-- begin Stored data --

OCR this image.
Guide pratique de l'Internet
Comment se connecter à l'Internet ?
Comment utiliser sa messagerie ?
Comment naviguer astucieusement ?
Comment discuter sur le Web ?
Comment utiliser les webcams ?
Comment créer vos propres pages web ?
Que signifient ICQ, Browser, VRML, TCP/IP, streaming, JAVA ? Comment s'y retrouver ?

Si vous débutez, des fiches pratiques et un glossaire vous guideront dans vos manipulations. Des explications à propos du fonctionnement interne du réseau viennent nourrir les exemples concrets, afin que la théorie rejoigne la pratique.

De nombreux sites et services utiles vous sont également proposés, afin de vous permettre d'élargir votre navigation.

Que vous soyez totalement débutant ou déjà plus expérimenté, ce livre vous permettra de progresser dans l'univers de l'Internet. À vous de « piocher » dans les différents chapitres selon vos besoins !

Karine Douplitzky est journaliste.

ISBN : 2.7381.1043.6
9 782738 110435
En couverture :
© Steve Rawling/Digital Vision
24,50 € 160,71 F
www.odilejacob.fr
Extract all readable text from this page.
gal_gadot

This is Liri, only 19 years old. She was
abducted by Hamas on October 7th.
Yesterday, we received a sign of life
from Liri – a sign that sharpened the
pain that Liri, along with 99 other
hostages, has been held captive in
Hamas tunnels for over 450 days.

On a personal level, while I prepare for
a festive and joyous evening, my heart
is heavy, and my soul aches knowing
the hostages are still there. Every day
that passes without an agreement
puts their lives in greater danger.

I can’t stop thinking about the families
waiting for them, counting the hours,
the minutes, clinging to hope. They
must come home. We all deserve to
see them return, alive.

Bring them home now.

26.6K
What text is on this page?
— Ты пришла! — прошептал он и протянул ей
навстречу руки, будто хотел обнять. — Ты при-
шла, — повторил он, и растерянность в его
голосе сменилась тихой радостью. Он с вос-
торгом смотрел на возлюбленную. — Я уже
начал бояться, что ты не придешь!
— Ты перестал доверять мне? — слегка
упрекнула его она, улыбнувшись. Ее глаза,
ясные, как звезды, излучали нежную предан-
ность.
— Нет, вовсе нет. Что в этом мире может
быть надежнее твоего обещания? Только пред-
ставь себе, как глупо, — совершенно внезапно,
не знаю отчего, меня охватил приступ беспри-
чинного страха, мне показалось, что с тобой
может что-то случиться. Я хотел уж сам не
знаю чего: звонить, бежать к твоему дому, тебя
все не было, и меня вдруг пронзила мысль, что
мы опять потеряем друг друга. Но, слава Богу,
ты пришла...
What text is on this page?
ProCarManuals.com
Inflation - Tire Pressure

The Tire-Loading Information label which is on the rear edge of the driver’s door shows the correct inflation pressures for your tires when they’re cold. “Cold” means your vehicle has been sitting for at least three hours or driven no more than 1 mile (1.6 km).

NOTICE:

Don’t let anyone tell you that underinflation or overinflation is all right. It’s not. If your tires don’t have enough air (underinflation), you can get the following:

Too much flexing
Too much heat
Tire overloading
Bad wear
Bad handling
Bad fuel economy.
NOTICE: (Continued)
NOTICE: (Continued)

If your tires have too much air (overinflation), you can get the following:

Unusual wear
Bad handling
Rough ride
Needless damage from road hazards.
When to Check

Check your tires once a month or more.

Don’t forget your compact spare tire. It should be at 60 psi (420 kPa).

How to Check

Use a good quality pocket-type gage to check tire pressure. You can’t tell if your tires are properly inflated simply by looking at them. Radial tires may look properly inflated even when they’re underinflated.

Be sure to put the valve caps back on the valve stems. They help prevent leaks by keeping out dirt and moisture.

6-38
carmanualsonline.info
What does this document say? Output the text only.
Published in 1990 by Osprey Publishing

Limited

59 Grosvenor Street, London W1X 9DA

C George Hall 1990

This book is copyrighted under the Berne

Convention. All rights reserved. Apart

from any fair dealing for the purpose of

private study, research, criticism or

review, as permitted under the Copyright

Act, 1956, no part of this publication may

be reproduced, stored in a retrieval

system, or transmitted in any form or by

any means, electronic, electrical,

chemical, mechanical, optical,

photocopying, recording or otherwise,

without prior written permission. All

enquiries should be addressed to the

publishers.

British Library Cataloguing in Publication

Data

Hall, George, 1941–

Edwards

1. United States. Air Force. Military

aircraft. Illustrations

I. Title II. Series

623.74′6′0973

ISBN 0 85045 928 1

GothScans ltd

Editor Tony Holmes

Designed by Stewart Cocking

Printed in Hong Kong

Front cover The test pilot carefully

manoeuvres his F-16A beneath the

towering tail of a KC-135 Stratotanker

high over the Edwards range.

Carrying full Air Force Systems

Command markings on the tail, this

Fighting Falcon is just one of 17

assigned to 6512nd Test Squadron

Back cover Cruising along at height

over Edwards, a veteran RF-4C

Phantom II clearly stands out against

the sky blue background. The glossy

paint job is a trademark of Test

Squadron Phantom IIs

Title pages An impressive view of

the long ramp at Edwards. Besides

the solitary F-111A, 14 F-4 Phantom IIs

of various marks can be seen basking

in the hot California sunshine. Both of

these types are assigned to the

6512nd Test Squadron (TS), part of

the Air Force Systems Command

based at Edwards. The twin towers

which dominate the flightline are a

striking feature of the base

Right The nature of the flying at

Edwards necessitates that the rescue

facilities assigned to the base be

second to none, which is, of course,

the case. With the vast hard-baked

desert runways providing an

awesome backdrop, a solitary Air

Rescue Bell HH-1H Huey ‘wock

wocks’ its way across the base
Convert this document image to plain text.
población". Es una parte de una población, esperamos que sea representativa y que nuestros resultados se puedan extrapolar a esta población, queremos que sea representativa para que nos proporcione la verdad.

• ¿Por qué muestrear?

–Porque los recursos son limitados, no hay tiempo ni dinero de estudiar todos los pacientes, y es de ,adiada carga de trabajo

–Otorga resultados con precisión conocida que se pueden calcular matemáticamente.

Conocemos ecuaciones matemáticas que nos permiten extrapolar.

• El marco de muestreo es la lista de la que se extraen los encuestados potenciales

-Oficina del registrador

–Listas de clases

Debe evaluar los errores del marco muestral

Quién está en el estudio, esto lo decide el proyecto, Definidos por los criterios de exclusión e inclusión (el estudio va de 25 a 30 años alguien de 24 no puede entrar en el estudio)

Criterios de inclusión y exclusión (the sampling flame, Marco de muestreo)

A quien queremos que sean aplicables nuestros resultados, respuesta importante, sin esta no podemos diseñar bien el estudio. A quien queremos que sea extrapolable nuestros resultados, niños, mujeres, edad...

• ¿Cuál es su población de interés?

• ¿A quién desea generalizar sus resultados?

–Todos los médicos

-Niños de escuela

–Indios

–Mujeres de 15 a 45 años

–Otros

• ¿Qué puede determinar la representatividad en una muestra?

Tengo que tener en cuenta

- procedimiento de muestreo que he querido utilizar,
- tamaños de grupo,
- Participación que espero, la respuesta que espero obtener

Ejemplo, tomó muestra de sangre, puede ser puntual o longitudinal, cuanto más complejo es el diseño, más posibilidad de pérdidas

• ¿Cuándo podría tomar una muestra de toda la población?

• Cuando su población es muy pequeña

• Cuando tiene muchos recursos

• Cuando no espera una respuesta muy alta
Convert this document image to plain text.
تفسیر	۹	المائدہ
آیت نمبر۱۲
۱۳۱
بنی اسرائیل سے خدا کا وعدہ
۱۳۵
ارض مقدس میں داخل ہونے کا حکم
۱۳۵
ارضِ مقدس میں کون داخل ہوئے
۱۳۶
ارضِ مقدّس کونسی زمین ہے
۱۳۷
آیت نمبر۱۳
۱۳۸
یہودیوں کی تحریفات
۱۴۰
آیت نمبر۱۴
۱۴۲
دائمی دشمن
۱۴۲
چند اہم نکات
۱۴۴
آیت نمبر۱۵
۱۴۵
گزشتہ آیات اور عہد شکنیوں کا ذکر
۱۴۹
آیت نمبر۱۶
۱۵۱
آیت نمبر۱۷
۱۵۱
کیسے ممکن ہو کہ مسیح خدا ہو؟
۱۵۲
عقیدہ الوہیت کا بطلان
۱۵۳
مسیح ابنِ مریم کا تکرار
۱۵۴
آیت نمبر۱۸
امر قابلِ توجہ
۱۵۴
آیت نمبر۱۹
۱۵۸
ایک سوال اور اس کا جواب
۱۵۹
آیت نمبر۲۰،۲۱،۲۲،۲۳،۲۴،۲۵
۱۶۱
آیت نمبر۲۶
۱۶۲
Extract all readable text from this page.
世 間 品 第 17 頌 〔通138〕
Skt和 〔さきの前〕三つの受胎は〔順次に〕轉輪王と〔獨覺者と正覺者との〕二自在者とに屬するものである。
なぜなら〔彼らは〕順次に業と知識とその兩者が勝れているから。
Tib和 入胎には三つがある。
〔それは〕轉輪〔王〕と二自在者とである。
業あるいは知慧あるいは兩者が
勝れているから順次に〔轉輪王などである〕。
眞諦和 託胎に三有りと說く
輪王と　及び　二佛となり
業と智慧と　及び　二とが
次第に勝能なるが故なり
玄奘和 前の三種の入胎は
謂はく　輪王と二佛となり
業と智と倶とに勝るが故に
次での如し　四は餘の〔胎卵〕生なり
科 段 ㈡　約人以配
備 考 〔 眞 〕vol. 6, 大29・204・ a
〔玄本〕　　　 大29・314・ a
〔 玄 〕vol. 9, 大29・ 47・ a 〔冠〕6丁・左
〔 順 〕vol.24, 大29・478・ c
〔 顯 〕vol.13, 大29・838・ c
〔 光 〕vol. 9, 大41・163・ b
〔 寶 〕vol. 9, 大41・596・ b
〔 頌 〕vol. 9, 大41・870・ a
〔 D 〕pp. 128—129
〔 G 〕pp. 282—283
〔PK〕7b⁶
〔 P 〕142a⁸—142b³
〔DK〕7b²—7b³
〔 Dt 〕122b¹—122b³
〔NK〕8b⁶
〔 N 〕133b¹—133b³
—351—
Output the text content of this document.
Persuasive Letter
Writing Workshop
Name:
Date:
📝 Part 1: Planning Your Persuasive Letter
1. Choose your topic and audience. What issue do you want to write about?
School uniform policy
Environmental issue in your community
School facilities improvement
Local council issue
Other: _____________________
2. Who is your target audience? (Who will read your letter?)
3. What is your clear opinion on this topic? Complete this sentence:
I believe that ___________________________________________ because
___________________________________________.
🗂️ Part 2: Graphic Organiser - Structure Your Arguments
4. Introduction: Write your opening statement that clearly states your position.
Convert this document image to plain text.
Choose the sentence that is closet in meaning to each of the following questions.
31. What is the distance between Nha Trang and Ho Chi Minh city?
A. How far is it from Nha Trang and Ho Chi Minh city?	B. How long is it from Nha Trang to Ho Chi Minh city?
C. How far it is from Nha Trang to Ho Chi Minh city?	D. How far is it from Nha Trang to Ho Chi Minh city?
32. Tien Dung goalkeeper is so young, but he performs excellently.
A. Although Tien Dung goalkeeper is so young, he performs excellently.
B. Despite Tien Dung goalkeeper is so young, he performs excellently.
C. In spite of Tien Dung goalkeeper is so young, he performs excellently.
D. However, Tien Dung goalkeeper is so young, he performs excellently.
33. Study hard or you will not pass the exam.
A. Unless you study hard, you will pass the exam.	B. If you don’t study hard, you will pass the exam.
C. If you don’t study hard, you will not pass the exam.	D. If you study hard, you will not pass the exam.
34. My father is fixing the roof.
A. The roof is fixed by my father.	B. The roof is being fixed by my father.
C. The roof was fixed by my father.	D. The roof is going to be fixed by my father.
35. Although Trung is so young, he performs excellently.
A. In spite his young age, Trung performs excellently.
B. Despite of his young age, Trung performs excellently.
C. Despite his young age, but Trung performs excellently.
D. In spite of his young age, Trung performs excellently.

-- end Stored data --

* Stated problem *
Find the lines holding "following" and list every one.

* Worked solution *
Don’t let anyone tell you that underinflation or overinflation is all right. It’s not. If your tires don’t have enough air (underinflation), you can get the following:
If your tires have too much air (overinflation), you can get the following:
Choose the sentence that is closet in meaning to each of the following questions.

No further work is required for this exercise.